Instructions to follow: Reproduce the material exactly, omitting nothing.

::: Input

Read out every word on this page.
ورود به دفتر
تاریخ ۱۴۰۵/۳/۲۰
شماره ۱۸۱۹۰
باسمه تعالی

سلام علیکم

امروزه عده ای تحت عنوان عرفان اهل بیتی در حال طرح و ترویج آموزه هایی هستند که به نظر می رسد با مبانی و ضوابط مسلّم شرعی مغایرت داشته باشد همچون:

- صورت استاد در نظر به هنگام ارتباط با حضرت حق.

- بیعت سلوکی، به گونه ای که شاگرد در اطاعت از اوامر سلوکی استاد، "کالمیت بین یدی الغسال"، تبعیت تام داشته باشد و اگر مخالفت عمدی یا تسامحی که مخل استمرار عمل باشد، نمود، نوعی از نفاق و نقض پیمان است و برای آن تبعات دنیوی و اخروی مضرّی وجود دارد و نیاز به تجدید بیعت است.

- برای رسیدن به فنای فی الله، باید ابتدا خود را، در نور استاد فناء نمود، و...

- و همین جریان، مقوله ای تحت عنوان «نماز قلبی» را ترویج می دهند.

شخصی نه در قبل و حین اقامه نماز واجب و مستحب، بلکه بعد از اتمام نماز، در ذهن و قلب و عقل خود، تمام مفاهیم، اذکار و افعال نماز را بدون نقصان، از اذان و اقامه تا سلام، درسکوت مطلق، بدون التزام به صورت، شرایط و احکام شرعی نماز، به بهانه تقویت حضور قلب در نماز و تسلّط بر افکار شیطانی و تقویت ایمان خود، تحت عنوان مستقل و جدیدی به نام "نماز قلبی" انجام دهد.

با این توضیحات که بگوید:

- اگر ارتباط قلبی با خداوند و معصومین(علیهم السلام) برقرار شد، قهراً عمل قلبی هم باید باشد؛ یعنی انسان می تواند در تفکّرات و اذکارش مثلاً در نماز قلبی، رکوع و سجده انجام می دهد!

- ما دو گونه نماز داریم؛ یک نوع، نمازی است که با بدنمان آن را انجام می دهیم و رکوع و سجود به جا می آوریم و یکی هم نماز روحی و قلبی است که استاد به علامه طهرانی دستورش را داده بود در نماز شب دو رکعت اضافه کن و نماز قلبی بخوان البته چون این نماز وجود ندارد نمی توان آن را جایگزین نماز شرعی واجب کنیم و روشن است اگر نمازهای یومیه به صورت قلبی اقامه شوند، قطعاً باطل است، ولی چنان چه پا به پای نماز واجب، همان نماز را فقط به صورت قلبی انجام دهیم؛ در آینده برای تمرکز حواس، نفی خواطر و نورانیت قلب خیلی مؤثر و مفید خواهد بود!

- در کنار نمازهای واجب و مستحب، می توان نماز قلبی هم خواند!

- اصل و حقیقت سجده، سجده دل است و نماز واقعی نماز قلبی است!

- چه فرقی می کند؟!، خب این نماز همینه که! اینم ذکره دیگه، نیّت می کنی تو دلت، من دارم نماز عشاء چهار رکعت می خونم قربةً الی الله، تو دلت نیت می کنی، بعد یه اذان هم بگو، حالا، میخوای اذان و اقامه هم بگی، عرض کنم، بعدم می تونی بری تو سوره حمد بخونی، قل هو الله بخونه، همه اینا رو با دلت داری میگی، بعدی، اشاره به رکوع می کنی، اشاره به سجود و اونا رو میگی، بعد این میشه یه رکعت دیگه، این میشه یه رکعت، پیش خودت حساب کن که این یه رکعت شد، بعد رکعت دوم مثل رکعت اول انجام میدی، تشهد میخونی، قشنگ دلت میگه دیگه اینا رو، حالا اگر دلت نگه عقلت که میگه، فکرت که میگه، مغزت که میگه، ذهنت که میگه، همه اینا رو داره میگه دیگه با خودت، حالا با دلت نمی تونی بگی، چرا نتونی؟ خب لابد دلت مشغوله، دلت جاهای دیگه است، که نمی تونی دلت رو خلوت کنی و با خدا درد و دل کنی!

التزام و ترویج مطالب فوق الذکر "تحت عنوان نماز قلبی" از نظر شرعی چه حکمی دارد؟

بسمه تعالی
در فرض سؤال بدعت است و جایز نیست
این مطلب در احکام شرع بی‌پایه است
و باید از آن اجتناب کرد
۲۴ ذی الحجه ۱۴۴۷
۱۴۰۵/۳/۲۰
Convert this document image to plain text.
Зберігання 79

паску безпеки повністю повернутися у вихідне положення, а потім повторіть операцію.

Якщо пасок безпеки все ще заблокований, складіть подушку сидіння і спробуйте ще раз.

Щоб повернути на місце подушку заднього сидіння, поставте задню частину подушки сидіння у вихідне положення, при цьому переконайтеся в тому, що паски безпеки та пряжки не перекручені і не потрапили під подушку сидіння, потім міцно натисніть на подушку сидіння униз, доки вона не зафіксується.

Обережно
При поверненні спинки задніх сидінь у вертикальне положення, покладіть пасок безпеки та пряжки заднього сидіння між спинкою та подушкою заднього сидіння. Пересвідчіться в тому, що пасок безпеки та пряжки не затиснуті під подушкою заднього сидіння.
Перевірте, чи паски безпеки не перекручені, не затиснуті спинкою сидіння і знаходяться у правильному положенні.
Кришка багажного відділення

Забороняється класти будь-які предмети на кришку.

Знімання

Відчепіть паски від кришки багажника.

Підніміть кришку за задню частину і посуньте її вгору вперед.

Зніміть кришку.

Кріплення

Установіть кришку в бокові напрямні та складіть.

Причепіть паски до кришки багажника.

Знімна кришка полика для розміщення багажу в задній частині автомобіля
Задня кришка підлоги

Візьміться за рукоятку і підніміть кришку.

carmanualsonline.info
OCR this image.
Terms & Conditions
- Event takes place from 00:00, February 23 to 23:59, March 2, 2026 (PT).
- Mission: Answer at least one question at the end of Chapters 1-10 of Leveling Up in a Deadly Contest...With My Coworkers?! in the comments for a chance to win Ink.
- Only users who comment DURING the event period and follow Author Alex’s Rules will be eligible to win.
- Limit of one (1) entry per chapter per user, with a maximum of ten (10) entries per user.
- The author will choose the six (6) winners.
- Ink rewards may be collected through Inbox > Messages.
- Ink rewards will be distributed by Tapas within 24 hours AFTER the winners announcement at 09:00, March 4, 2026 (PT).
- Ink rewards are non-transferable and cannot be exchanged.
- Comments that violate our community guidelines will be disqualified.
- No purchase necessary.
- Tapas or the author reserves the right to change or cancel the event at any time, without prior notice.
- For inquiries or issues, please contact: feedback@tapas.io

::::::

Answer to this exercise:
Read out every word on this page.
ورود به دفتر
تاریخ ۱۴۰۵/۳/۲۰
شماره ۱۸۱۹۰
باسمه تعالی

سلام علیکم

امروزه عده ای تحت عنوان عرفان اهل بیتی در حال طرح و ترویج آموزه هایی هستند که به نظر می رسد با مبانی و ضوابط مسلّم شرعی مغایرت داشته باشد همچون:

- صورت استاد در نظر به هنگام ارتباط با حضرت حق.

- بیعت سلوکی، به گونه ای که شاگرد در اطاعت از اوامر سلوکی استاد، "کالمیت بین یدی الغسال"، تبعیت تام داشته باشد و اگر مخالفت عمدی یا تسامحی که مخل استمرار عمل باشد، نمود، نوعی از نفاق و نقض پیمان است و برای آن تبعات دنیوی و اخروی مضرّی وجود دارد و نیاز به تجدید بیعت است.

- برای رسیدن به فنای فی الله، باید ابتدا خود را، در نور استاد فناء نمود، و...

- و همین جریان، مقوله ای تحت عنوان «نماز قلبی» را ترویج می دهند.

شخصی نه در قبل و حین اقامه نماز واجب و مستحب، بلکه بعد از اتمام نماز، در ذهن و قلب و عقل خود، تمام مفاهیم، اذکار و افعال نماز را بدون نقصان، از اذان و اقامه تا سلام، درسکوت مطلق، بدون التزام به صورت، شرایط و احکام شرعی نماز، به بهانه تقویت حضور قلب در نماز و تسلّط بر افکار شیطانی و تقویت ایمان خود، تحت عنوان مستقل و جدیدی به نام "نماز قلبی" انجام دهد.

با این توضیحات که بگوید:

- اگر ارتباط قلبی با خداوند و معصومین(علیهم السلام) برقرار شد، قهراً عمل قلبی هم باید باشد؛ یعنی انسان می تواند در تفکّرات و اذکارش مثلاً در نماز قلبی، رکوع و سجده انجام می دهد!

- ما دو گونه نماز داریم؛ یک نوع، نمازی است که با بدنمان آن را انجام می دهیم و رکوع و سجود به جا می آوریم و یکی هم نماز روحی و قلبی است که استاد به علامه طهرانی دستورش را داده بود در نماز شب دو رکعت اضافه کن و نماز قلبی بخوان البته چون این نماز وجود ندارد نمی توان آن را جایگزین نماز شرعی واجب کنیم و روشن است اگر نمازهای یومیه به صورت قلبی اقامه شوند، قطعاً باطل است، ولی چنان چه پا به پای نماز واجب، همان نماز را فقط به صورت قلبی انجام دهیم؛ در آینده برای تمرکز حواس، نفی خواطر و نورانیت قلب خیلی مؤثر و مفید خواهد بود!

- در کنار نمازهای واجب و مستحب، می توان نماز قلبی هم خواند!

- اصل و حقیقت سجده، سجده دل است و نماز واقعی نماز قلبی است!

- چه فرقی می کند؟!، خب این نماز همینه که! اینم ذکره دیگه، نیّت می کنی تو دلت، من دارم نماز عشاء چهار رکعت می خونم قربةً الی الله، تو دلت نیت می کنی، بعد یه اذان هم بگو، حالا، میخوای اذان و اقامه هم بگی، عرض کنم، بعدم می تونی بری تو سوره حمد بخونی، قل هو الله بخونه، همه اینا رو با دلت داری میگی، بعدی، اشاره به رکوع می کنی، اشاره به سجود و اونا رو میگی، بعد این میشه یه رکعت دیگه، این میشه یه رکعت، پیش خودت حساب کن که این یه رکعت شد، بعد رکعت دوم مثل رکعت اول انجام میدی، تشهد میخونی، قشنگ دلت میگه دیگه اینا رو، حالا اگر دلت نگه عقلت که میگه، فکرت که میگه، مغزت که میگه، ذهنت که میگه، همه اینا رو داره میگه دیگه با خودت، حالا با دلت نمی تونی بگی، چرا نتونی؟ خب لابد دلت مشغوله، دلت جاهای دیگه است، که نمی تونی دلت رو خلوت کنی و با خدا درد و دل کنی!

التزام و ترویج مطالب فوق الذکر "تحت عنوان نماز قلبی" از نظر شرعی چه حکمی دارد؟

بسمه تعالی
در فرض سؤال بدعت است و جایز نیست
این مطلب در احکام شرع بی‌پایه است
و باید از آن اجتناب کرد
۲۴ ذی الحجه ۱۴۴۷
۱۴۰۵/۳/۲۰
Convert this document image to plain text.
Зберігання 79

паску безпеки повністю повернутися у вихідне положення, а потім повторіть операцію.

Якщо пасок безпеки все ще заблокований, складіть подушку сидіння і спробуйте ще раз.

Щоб повернути на місце подушку заднього сидіння, поставте задню частину подушки сидіння у вихідне положення, при цьому переконайтеся в тому, що паски безпеки та пряжки не перекручені і не потрапили під подушку сидіння, потім міцно натисніть на подушку сидіння униз, доки вона не зафіксується.

Обережно
При поверненні спинки задніх сидінь у вертикальне положення, покладіть пасок безпеки та пряжки заднього сидіння між спинкою та подушкою заднього сидіння. Пересвідчіться в тому, що пасок безпеки та пряжки не затиснуті під подушкою заднього сидіння.
Перевірте, чи паски безпеки не перекручені, не затиснуті спинкою сидіння і знаходяться у правильному положенні.
Кришка багажного відділення

Забороняється класти будь-які предмети на кришку.

Знімання

Відчепіть паски від кришки багажника.

Підніміть кришку за задню частину і посуньте її вгору вперед.

Зніміть кришку.

Кріплення

Установіть кришку в бокові напрямні та складіть.

Причепіть паски до кришки багажника.

Знімна кришка полика для розміщення багажу в задній частині автомобіля
Задня кришка підлоги

Візьміться за рукоятку і підніміть кришку.

carmanualsonline.info
OCR this image.
Terms & Conditions
- Event takes place from 00:00, February 23 to 23:59, March 2, 2026 (PT).
- Mission: Answer at least one question at the end of Chapters 1-10 of Leveling Up in a Deadly Contest...With My Coworkers?! in the comments for a chance to win Ink.
- Only users who comment DURING the event period and follow Author Alex’s Rules will be eligible to win.
- Limit of one (1) entry per chapter per user, with a maximum of ten (10) entries per user.
- The author will choose the six (6) winners.
- Ink rewards may be collected through Inbox > Messages.
- Ink rewards will be distributed by Tapas within 24 hours AFTER the winners announcement at 09:00, March 4, 2026 (PT).
- Ink rewards are non-transferable and cannot be exchanged.
- Comments that violate our community guidelines will be disqualified.
- No purchase necessary.
- Tapas or the author reserves the right to change or cancel the event at any time, without prior notice.
- For inquiries or issues, please contact: feedback@tapas.io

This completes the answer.